_BUT DE L'EXERCICE_.
Dans le texte sur les visages de l'avent, pourquoi ces 24 visages ont-ils été choisis ? Répondez en une à trois phrases.

_TEXTE FOURNI_.
____________
Du 1er au 24 décembre, chaque jour un visage .
Comme le soulignait Daniel Arasse,
« le portrait est inévitablement une méditation sur le temps ».
Ce temps de l’avent — du latin adventus : avènement, arrivée du Messie — représente la période qui couvre les quelques semaines précédant Noël.
Que l’on soit croyant ou pas, c’est un moment particulier dans l’attente du solstice d’hiver où le mouvement repart en direction de la lumière.
Une lumière intérieure affleure dans les regards de ces 24 visages choisis dans l’histoire ancienne et contemporaine de la peinture et de la photographie, parce qu’ils m’ont émue, fascinée, captée.
« Sophie Zénon, artiste photographe, créé entre 2015 et 2017 un cycle dédié à son histoire familiale, intimement liée à celle de l’immigration italienne en France pendant l’entre-deux guerres. […] Son œuvre […], depuis plus de vingt ans, travaille à rendre visible notre rapport intime et collectif au passé. […] Son travail, depuis les archives, cartographie un nouveau paysage, peuplé des visages du passé. »1

« Être d’ailleurs. Vivre ici.
Entre la terre des origines, l’Italie, et la terre normande natale, comment se sentir d’ici plutôt que d’ailleurs ?
____________
_DONNÉES EXTRAITES_.
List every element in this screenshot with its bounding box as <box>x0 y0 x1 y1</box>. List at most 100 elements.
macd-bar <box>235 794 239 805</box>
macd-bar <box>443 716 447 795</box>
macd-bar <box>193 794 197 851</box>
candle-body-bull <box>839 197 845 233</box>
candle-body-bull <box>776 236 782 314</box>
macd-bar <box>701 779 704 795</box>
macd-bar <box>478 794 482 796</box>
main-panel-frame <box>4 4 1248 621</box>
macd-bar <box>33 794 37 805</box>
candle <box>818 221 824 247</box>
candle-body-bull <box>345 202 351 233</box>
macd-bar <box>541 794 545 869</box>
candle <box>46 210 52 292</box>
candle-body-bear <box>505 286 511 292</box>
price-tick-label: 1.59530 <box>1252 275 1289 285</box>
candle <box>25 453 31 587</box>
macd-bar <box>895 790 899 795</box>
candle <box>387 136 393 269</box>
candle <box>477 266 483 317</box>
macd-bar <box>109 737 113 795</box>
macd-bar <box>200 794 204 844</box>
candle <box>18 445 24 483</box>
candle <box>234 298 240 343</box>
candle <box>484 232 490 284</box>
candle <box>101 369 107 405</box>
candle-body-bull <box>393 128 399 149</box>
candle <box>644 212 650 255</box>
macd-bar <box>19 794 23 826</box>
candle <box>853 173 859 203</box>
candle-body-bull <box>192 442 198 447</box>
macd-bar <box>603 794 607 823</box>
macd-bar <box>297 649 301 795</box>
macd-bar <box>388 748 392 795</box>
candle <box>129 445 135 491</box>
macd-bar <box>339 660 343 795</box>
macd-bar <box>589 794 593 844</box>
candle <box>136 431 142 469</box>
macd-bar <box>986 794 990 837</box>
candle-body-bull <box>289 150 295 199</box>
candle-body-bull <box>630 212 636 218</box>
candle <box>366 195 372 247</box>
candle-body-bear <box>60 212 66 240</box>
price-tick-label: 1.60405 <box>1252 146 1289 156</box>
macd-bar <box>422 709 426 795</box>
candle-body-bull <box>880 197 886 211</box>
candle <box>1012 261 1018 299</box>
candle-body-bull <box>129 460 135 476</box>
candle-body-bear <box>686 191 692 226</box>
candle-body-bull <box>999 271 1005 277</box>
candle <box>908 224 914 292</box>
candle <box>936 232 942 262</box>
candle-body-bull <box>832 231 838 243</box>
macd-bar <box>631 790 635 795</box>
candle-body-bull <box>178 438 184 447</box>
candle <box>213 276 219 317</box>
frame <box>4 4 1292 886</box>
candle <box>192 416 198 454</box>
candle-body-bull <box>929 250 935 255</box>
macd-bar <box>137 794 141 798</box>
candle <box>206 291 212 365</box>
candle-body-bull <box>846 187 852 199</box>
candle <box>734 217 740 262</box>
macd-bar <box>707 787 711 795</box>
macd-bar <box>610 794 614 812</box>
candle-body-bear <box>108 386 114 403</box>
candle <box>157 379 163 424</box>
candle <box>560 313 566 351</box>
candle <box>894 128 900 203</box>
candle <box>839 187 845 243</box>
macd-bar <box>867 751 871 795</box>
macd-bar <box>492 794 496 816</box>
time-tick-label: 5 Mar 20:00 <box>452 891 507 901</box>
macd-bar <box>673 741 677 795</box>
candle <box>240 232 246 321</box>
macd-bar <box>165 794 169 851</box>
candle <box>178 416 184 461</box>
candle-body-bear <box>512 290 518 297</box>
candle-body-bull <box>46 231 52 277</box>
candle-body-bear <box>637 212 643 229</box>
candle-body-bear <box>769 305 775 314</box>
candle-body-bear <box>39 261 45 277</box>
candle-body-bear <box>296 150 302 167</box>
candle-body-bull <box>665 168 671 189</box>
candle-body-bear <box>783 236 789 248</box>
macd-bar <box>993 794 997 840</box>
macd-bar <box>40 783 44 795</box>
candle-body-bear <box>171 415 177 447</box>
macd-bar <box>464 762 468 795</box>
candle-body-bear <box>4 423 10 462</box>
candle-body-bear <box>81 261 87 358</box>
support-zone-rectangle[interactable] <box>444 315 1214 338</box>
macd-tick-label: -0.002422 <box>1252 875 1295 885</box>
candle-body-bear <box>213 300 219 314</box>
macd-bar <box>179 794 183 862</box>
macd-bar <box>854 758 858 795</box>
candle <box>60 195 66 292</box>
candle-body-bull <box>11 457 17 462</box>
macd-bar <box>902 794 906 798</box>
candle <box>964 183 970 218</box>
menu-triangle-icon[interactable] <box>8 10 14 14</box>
____________
_LA RÉPONSE_.
Ces 24 visages, tirés de l'histoire ancienne et contemporaine de la peinture et de la photographie, ont été choisis parce qu'ils ont ému, fasciné et capté la personne qui les présente.